Track down every line below that holds "ylabel" and copy it.

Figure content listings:
***

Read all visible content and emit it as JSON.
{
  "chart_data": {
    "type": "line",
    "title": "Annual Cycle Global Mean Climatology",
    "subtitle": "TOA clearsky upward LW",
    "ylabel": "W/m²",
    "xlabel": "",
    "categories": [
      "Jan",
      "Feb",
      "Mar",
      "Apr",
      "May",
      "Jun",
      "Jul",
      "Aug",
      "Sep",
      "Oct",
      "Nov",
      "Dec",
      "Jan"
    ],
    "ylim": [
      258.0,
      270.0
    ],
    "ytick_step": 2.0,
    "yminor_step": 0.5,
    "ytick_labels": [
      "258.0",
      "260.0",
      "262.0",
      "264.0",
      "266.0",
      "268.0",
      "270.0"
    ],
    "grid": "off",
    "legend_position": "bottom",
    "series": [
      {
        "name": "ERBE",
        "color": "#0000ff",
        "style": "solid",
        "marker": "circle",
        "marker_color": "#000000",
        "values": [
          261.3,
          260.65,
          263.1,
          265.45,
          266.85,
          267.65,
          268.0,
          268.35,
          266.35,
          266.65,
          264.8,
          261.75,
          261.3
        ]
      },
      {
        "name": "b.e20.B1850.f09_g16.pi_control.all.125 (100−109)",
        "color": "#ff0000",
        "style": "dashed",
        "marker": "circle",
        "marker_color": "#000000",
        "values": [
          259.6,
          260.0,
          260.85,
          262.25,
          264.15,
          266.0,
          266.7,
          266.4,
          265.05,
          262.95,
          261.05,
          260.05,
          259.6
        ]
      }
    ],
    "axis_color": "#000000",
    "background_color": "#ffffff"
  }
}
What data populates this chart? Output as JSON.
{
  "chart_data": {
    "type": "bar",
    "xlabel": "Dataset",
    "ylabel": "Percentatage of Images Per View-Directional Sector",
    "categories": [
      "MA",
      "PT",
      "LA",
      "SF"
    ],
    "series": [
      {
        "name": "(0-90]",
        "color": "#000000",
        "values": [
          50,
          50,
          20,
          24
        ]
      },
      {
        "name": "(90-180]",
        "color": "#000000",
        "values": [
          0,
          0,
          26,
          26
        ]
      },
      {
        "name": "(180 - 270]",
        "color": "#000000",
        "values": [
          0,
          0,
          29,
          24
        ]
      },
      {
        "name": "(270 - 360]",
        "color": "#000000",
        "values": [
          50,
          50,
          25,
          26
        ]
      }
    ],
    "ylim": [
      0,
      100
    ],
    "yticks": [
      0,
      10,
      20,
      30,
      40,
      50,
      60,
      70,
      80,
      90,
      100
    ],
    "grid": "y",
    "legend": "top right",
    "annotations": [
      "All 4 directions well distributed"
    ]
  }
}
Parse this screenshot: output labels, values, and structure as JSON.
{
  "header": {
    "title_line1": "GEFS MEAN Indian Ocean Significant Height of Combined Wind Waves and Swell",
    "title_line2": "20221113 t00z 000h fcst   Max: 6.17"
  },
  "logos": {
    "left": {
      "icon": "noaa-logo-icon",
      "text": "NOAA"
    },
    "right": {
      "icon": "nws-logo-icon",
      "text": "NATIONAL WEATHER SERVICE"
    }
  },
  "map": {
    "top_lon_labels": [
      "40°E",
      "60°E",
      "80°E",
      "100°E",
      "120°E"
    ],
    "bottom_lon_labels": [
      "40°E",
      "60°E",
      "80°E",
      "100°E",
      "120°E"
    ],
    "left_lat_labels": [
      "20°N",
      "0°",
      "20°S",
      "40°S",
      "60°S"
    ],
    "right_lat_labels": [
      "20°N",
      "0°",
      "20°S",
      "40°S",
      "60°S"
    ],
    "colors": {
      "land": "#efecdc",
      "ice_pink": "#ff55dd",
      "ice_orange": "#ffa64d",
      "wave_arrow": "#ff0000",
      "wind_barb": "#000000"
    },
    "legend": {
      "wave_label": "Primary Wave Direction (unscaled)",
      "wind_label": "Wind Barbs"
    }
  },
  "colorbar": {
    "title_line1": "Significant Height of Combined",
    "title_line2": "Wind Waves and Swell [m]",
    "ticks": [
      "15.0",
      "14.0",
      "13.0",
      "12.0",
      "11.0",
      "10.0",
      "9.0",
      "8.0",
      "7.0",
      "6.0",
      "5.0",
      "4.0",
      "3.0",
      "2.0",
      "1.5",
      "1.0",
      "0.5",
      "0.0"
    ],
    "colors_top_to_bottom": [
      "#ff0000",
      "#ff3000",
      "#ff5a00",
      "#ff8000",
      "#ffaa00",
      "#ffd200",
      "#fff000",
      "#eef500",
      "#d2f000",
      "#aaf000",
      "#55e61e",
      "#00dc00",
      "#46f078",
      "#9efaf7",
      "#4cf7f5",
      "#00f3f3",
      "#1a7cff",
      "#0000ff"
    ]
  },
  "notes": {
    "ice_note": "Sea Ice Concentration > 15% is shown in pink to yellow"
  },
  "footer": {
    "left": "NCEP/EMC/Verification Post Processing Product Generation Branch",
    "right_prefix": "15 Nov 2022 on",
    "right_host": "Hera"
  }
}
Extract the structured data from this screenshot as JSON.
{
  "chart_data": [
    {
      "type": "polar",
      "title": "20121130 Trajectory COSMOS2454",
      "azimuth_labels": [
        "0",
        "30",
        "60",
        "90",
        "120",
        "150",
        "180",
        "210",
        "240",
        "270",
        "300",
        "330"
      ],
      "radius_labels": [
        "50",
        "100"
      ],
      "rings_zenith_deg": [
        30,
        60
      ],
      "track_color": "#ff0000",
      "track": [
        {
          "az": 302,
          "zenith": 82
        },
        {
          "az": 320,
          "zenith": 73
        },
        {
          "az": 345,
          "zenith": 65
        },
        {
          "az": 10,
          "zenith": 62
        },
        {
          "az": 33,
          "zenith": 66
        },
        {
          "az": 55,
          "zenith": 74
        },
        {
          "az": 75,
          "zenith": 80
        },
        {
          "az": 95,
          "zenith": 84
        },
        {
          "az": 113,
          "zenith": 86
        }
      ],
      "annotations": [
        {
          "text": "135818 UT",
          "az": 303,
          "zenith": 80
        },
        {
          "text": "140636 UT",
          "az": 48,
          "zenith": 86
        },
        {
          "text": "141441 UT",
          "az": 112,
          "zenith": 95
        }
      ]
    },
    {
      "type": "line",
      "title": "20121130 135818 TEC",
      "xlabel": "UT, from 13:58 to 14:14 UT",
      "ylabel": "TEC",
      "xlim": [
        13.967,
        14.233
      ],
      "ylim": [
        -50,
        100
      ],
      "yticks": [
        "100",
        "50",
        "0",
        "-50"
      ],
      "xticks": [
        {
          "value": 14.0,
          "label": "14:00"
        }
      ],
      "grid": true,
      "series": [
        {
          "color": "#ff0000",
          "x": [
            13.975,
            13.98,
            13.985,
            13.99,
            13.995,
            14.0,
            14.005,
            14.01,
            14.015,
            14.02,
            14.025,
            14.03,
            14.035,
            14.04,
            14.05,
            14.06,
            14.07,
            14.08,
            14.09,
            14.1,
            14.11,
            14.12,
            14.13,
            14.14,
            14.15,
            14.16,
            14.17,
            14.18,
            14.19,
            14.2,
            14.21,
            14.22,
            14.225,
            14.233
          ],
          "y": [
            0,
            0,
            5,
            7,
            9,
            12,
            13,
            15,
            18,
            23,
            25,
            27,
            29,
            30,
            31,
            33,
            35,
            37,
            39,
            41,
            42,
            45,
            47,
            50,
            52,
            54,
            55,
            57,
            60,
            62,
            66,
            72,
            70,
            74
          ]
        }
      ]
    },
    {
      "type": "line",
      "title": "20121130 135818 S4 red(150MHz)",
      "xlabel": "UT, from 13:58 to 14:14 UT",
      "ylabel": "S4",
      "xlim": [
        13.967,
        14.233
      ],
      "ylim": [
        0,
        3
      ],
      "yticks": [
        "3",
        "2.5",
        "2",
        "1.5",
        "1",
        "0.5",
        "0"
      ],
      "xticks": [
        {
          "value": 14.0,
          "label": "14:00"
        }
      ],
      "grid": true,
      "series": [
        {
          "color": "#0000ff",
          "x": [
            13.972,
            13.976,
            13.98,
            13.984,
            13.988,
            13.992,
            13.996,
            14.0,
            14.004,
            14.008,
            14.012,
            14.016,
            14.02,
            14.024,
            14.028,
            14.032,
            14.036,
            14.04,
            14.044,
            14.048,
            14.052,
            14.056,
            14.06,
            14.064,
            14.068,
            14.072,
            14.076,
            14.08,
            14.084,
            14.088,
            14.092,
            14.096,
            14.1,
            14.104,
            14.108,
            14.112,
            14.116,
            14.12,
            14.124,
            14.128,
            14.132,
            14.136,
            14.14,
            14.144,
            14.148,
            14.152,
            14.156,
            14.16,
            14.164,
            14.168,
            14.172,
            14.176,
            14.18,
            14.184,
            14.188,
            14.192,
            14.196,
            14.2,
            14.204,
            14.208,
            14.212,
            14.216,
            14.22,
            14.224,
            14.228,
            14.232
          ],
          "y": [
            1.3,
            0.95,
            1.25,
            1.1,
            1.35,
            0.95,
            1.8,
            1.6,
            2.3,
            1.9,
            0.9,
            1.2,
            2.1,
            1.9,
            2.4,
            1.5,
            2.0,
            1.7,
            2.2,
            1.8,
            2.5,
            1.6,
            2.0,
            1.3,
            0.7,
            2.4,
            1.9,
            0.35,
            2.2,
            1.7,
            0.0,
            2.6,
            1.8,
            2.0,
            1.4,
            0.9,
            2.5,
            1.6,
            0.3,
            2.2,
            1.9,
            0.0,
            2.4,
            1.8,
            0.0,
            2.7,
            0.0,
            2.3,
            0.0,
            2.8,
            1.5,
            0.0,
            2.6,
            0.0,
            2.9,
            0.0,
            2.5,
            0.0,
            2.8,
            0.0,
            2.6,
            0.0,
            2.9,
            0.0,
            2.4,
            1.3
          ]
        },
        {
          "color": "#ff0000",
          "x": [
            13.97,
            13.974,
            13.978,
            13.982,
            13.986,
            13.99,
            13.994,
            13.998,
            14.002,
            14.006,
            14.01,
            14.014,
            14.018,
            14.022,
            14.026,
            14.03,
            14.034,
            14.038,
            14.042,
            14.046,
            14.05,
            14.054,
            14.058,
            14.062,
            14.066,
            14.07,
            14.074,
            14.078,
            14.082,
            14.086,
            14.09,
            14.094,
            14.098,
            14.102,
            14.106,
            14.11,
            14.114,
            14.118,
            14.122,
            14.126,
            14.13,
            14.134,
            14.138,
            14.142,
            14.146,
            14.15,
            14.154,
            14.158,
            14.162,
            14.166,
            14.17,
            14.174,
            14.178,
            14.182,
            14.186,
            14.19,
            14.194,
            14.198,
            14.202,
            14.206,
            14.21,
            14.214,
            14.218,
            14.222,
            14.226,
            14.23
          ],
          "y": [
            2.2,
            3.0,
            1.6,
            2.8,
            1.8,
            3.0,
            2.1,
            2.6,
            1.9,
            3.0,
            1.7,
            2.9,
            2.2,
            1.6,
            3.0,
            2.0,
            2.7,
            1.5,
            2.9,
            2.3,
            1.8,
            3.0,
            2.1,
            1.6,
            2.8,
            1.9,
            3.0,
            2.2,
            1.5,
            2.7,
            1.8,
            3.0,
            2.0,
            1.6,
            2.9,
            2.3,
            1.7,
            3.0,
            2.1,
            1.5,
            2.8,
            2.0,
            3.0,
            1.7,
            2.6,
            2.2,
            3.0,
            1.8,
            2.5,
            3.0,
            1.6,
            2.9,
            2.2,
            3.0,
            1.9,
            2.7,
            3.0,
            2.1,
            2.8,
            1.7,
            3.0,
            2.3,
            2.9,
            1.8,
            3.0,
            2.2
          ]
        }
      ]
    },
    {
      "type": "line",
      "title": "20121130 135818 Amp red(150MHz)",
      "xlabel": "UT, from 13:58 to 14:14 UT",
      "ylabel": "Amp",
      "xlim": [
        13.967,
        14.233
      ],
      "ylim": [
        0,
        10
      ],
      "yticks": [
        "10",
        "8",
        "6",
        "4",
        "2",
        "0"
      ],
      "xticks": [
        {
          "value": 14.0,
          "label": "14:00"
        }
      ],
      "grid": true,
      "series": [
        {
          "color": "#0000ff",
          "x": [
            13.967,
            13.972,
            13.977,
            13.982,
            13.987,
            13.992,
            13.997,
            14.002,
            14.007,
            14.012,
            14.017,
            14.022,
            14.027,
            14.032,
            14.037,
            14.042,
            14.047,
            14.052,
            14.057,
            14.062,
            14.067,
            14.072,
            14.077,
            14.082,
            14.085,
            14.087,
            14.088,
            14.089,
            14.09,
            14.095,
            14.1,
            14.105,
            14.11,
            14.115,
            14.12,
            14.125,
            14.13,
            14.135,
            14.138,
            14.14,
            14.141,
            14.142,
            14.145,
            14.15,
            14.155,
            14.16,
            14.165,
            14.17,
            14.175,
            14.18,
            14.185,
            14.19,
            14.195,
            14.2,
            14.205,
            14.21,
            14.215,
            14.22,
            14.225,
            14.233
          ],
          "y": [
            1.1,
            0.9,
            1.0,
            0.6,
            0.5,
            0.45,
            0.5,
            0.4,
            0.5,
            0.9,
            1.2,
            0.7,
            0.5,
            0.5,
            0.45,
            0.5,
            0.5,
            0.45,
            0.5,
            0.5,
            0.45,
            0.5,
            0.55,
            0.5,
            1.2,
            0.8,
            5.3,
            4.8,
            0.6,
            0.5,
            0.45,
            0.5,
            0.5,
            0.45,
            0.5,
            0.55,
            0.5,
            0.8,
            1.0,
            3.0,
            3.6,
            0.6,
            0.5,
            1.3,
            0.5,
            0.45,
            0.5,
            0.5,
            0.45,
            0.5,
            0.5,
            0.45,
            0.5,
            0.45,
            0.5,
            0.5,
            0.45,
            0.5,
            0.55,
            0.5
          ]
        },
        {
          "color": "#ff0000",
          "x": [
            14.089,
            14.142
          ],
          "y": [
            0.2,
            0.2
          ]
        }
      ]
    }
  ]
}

***

THE REPLY:
    "ylabel": "W/m²",
    "ylabel": "Percentatage of Images Per View-Directional Sector",
      "ylabel": "TEC",
      "ylabel": "S4",
      "ylabel": "Amp",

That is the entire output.